* [REQUEST]: A faithful transcription of all the data is required.

* [RECORDS FOR THIS EXERCISE]:
━━━━━━
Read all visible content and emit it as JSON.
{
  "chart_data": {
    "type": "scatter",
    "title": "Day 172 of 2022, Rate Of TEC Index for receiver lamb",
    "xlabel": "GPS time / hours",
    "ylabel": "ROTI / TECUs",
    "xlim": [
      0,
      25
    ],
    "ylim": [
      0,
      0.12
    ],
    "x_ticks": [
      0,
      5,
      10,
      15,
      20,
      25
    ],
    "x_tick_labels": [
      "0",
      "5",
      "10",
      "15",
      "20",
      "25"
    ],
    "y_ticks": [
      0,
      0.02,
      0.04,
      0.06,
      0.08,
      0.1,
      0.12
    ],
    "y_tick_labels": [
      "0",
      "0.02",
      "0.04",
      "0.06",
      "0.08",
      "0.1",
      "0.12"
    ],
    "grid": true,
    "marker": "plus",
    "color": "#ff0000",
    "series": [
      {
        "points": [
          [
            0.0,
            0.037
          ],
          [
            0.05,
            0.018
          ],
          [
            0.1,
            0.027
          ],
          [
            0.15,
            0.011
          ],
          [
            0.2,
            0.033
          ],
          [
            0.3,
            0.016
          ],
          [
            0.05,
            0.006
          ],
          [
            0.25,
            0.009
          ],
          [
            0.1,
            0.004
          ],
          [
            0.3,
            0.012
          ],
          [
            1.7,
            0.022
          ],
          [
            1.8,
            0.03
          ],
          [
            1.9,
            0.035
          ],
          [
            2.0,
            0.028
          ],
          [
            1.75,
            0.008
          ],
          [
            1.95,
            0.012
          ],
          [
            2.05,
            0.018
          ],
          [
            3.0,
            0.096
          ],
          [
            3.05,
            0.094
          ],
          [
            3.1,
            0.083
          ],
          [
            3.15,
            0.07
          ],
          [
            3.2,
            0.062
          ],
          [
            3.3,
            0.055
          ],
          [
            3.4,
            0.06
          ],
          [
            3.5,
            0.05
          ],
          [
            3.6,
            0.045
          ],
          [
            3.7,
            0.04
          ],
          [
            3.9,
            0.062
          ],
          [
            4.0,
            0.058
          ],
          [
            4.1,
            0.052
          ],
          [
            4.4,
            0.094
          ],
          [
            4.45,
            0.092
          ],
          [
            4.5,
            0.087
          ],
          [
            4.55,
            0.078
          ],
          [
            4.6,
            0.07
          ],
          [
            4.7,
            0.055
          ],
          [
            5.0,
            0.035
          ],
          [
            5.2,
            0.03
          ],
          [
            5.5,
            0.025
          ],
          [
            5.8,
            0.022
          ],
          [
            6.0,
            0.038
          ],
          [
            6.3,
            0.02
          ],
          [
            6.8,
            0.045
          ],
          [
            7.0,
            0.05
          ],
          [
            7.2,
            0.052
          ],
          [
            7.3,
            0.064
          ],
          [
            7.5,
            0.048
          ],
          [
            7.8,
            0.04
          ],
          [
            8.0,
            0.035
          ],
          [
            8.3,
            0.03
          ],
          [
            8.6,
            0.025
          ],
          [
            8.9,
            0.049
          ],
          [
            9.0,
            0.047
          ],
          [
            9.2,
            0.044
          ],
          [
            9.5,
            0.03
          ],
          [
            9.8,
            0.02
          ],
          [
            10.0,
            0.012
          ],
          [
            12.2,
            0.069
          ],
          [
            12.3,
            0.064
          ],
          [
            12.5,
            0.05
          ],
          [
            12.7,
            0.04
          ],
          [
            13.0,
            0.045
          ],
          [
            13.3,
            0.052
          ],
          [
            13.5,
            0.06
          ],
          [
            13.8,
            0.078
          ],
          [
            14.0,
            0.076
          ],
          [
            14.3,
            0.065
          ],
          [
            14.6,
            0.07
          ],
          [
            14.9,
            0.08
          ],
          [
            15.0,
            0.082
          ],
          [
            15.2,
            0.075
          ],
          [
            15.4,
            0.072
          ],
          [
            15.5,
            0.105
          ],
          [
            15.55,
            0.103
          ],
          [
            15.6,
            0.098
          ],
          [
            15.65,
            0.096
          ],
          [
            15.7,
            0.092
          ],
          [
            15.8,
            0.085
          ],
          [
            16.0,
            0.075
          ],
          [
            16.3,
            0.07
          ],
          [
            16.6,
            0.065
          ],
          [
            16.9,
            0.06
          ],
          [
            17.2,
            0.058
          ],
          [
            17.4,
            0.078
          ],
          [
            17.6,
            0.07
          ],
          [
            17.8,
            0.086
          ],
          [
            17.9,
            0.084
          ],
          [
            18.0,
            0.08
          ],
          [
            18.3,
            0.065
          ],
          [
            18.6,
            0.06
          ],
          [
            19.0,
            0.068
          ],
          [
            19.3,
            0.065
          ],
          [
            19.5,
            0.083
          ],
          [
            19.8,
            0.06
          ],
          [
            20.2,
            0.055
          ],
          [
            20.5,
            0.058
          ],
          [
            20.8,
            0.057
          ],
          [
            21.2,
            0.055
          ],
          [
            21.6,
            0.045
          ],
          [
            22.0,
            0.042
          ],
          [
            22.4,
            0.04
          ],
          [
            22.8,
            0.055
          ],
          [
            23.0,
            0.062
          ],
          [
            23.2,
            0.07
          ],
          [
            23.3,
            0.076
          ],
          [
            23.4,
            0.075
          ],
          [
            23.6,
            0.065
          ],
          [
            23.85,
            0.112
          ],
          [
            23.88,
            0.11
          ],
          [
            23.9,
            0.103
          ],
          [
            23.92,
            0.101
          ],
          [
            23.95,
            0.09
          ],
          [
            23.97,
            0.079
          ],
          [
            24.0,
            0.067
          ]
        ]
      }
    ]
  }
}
━━━━━━
* [ANSWER IN FULL]:
Read all visible content and emit it as JSON.
{
  "chart_data": {
    "type": "scatter",
    "title": "Day 172 of 2022, Rate Of TEC Index for receiver lamb",
    "xlabel": "GPS time / hours",
    "ylabel": "ROTI / TECUs",
    "xlim": [
      0,
      25
    ],
    "ylim": [
      0,
      0.12
    ],
    "x_ticks": [
      0,
      5,
      10,
      15,
      20,
      25
    ],
    "x_tick_labels": [
      "0",
      "5",
      "10",
      "15",
      "20",
      "25"
    ],
    "y_ticks": [
      0,
      0.02,
      0.04,
      0.06,
      0.08,
      0.1,
      0.12
    ],
    "y_tick_labels": [
      "0",
      "0.02",
      "0.04",
      "0.06",
      "0.08",
      "0.1",
      "0.12"
    ],
    "grid": true,
    "marker": "plus",
    "color": "#ff0000",
    "series": [
      {
        "points": [
          [
            0.0,
            0.037
          ],
          [
            0.05,
            0.018
          ],
          [
            0.1,
            0.027
          ],
          [
            0.15,
            0.011
          ],
          [
            0.2,
            0.033
          ],
          [
            0.3,
            0.016
          ],
          [
            0.05,
            0.006
          ],
          [
            0.25,
            0.009
          ],
          [
            0.1,
            0.004
          ],
          [
            0.3,
            0.012
          ],
          [
            1.7,
            0.022
          ],
          [
            1.8,
            0.03
          ],
          [
            1.9,
            0.035
          ],
          [
            2.0,
            0.028
          ],
          [
            1.75,
            0.008
          ],
          [
            1.95,
            0.012
          ],
          [
            2.05,
            0.018
          ],
          [
            3.0,
            0.096
          ],
          [
            3.05,
            0.094
          ],
          [
            3.1,
            0.083
          ],
          [
            3.15,
            0.07
          ],
          [
            3.2,
            0.062
          ],
          [
            3.3,
            0.055
          ],
          [
            3.4,
            0.06
          ],
          [
            3.5,
            0.05
          ],
          [
            3.6,
            0.045
          ],
          [
            3.7,
            0.04
          ],
          [
            3.9,
            0.062
          ],
          [
            4.0,
            0.058
          ],
          [
            4.1,
            0.052
          ],
          [
            4.4,
            0.094
          ],
          [
            4.45,
            0.092
          ],
          [
            4.5,
            0.087
          ],
          [
            4.55,
            0.078
          ],
          [
            4.6,
            0.07
          ],
          [
            4.7,
            0.055
          ],
          [
            5.0,
            0.035
          ],
          [
            5.2,
            0.03
          ],
          [
            5.5,
            0.025
          ],
          [
            5.8,
            0.022
          ],
          [
            6.0,
            0.038
          ],
          [
            6.3,
            0.02
          ],
          [
            6.8,
            0.045
          ],
          [
            7.0,
            0.05
          ],
          [
            7.2,
            0.052
          ],
          [
            7.3,
            0.064
          ],
          [
            7.5,
            0.048
          ],
          [
            7.8,
            0.04
          ],
          [
            8.0,
            0.035
          ],
          [
            8.3,
            0.03
          ],
          [
            8.6,
            0.025
          ],
          [
            8.9,
            0.049
          ],
          [
            9.0,
            0.047
          ],
          [
            9.2,
            0.044
          ],
          [
            9.5,
            0.03
          ],
          [
            9.8,
            0.02
          ],
          [
            10.0,
            0.012
          ],
          [
            12.2,
            0.069
          ],
          [
            12.3,
            0.064
          ],
          [
            12.5,
            0.05
          ],
          [
            12.7,
            0.04
          ],
          [
            13.0,
            0.045
          ],
          [
            13.3,
            0.052
          ],
          [
            13.5,
            0.06
          ],
          [
            13.8,
            0.078
          ],
          [
            14.0,
            0.076
          ],
          [
            14.3,
            0.065
          ],
          [
            14.6,
            0.07
          ],
          [
            14.9,
            0.08
          ],
          [
            15.0,
            0.082
          ],
          [
            15.2,
            0.075
          ],
          [
            15.4,
            0.072
          ],
          [
            15.5,
            0.105
          ],
          [
            15.55,
            0.103
          ],
          [
            15.6,
            0.098
          ],
          [
            15.65,
            0.096
          ],
          [
            15.7,
            0.092
          ],
          [
            15.8,
            0.085
          ],
          [
            16.0,
            0.075
          ],
          [
            16.3,
            0.07
          ],
          [
            16.6,
            0.065
          ],
          [
            16.9,
            0.06
          ],
          [
            17.2,
            0.058
          ],
          [
            17.4,
            0.078
          ],
          [
            17.6,
            0.07
          ],
          [
            17.8,
            0.086
          ],
          [
            17.9,
            0.084
          ],
          [
            18.0,
            0.08
          ],
          [
            18.3,
            0.065
          ],
          [
            18.6,
            0.06
          ],
          [
            19.0,
            0.068
          ],
          [
            19.3,
            0.065
          ],
          [
            19.5,
            0.083
          ],
          [
            19.8,
            0.06
          ],
          [
            20.2,
            0.055
          ],
          [
            20.5,
            0.058
          ],
          [
            20.8,
            0.057
          ],
          [
            21.2,
            0.055
          ],
          [
            21.6,
            0.045
          ],
          [
            22.0,
            0.042
          ],
          [
            22.4,
            0.04
          ],
          [
            22.8,
            0.055
          ],
          [
            23.0,
            0.062
          ],
          [
            23.2,
            0.07
          ],
          [
            23.3,
            0.076
          ],
          [
            23.4,
            0.075
          ],
          [
            23.6,
            0.065
          ],
          [
            23.85,
            0.112
          ],
          [
            23.88,
            0.11
          ],
          [
            23.9,
            0.103
          ],
          [
            23.92,
            0.101
          ],
          [
            23.95,
            0.09
          ],
          [
            23.97,
            0.079
          ],
          [
            24.0,
            0.067
          ]
        ]
      }
    ]
  }
}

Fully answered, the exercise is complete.